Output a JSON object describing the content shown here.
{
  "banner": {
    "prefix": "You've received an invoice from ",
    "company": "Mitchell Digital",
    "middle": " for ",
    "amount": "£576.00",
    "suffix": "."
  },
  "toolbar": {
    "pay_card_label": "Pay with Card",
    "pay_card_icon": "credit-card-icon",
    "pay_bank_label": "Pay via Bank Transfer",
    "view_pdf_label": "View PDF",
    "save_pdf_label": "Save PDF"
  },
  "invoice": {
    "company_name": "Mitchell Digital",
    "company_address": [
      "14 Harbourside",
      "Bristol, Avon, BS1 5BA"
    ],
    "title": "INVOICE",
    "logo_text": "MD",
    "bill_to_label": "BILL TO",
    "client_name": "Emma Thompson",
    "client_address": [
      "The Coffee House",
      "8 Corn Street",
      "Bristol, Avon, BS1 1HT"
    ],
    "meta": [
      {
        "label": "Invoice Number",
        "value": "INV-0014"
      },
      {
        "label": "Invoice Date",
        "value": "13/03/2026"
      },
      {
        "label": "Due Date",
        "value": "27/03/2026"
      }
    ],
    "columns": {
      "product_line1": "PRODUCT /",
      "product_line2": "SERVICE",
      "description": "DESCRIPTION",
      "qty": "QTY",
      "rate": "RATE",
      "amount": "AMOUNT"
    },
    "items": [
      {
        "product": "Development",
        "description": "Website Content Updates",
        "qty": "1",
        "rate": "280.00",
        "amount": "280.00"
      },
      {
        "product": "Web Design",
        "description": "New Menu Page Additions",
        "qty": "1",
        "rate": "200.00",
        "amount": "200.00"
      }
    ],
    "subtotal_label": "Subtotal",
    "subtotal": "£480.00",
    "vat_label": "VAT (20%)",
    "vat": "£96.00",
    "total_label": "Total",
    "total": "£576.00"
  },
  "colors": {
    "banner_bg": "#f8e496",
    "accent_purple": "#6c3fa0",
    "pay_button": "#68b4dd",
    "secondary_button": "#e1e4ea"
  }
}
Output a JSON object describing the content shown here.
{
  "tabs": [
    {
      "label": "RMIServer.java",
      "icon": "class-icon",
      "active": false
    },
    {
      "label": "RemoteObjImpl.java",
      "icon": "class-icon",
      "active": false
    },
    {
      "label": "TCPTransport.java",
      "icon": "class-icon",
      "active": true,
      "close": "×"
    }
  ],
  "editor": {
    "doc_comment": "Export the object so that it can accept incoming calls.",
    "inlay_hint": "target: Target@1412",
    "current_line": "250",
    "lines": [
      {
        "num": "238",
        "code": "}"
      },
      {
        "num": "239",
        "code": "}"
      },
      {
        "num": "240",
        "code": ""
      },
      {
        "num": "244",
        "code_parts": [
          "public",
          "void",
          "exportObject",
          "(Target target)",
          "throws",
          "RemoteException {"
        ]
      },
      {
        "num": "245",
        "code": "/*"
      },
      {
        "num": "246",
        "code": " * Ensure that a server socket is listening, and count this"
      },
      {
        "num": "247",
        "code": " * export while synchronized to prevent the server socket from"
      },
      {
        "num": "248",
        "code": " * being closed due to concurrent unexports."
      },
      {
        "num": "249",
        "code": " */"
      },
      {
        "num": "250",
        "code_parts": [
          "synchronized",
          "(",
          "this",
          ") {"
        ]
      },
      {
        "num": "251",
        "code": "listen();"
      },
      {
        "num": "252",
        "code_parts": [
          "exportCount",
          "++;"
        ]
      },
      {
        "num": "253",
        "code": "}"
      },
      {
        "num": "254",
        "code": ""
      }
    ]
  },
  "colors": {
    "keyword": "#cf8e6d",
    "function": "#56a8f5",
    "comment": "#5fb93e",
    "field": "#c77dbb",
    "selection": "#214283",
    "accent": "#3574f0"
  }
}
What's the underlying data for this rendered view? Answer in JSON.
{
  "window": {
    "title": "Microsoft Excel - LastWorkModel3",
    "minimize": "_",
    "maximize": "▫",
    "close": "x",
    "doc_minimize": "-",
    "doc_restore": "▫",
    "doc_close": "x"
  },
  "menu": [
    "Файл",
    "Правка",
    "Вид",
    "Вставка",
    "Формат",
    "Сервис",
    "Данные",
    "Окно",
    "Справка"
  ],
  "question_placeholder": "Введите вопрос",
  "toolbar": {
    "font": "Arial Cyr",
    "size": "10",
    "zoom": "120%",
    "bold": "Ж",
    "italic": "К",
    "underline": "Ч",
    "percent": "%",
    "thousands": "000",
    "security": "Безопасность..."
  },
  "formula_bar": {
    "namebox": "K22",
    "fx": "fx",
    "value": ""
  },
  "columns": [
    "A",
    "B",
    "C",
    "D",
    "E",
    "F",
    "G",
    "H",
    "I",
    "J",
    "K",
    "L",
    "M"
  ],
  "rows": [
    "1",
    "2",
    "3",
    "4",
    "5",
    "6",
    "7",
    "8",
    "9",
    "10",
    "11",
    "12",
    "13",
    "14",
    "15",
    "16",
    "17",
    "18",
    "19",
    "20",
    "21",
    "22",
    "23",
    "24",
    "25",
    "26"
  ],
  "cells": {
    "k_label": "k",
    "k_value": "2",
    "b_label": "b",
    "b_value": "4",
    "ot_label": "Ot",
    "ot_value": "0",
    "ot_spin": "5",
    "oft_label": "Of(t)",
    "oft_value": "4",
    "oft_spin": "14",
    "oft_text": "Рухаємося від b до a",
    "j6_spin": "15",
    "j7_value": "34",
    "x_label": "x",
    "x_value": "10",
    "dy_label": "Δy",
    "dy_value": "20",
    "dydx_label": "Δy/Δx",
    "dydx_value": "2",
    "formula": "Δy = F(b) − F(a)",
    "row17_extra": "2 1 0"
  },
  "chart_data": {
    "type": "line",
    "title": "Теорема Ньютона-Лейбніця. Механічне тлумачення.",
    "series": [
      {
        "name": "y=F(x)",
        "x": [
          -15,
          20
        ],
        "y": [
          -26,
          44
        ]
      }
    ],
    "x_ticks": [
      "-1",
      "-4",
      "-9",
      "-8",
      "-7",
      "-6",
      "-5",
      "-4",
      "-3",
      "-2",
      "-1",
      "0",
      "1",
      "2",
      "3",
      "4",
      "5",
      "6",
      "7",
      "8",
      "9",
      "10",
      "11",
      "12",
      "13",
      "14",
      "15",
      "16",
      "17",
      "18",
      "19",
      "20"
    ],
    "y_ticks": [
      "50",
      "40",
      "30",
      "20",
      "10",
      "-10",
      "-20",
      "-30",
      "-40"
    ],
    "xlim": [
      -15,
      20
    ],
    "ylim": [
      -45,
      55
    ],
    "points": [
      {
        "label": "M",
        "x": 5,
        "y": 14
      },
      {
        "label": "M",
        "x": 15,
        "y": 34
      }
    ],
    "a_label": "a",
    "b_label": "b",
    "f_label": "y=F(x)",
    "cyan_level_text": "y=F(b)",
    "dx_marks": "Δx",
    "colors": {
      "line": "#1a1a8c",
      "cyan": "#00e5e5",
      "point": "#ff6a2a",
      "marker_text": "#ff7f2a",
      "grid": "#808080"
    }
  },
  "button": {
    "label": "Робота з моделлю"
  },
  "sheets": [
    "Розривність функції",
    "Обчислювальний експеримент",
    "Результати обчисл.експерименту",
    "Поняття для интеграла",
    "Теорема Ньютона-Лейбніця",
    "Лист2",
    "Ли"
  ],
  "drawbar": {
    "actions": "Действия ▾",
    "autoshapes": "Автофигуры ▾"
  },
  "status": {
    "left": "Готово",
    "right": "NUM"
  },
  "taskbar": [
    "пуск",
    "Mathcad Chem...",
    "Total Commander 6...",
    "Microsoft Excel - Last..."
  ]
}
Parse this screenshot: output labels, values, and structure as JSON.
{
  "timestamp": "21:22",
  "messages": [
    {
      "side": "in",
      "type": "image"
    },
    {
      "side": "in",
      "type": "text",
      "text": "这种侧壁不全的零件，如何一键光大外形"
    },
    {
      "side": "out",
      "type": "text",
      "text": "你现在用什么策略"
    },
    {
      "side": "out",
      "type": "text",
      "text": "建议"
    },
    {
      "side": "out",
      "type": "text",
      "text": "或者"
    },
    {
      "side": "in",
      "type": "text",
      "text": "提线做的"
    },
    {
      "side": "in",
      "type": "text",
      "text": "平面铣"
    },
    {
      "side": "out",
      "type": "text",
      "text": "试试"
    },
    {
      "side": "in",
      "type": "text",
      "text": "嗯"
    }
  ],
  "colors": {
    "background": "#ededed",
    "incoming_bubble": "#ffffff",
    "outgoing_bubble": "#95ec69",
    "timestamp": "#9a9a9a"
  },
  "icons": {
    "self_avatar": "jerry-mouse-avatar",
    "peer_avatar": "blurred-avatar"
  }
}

------------

- [PROBLEM DETAILS]
Tally up the lines with the word "JSON" in them, and answer with that number by itself.

- [RESULT FOR THIS TASK]
4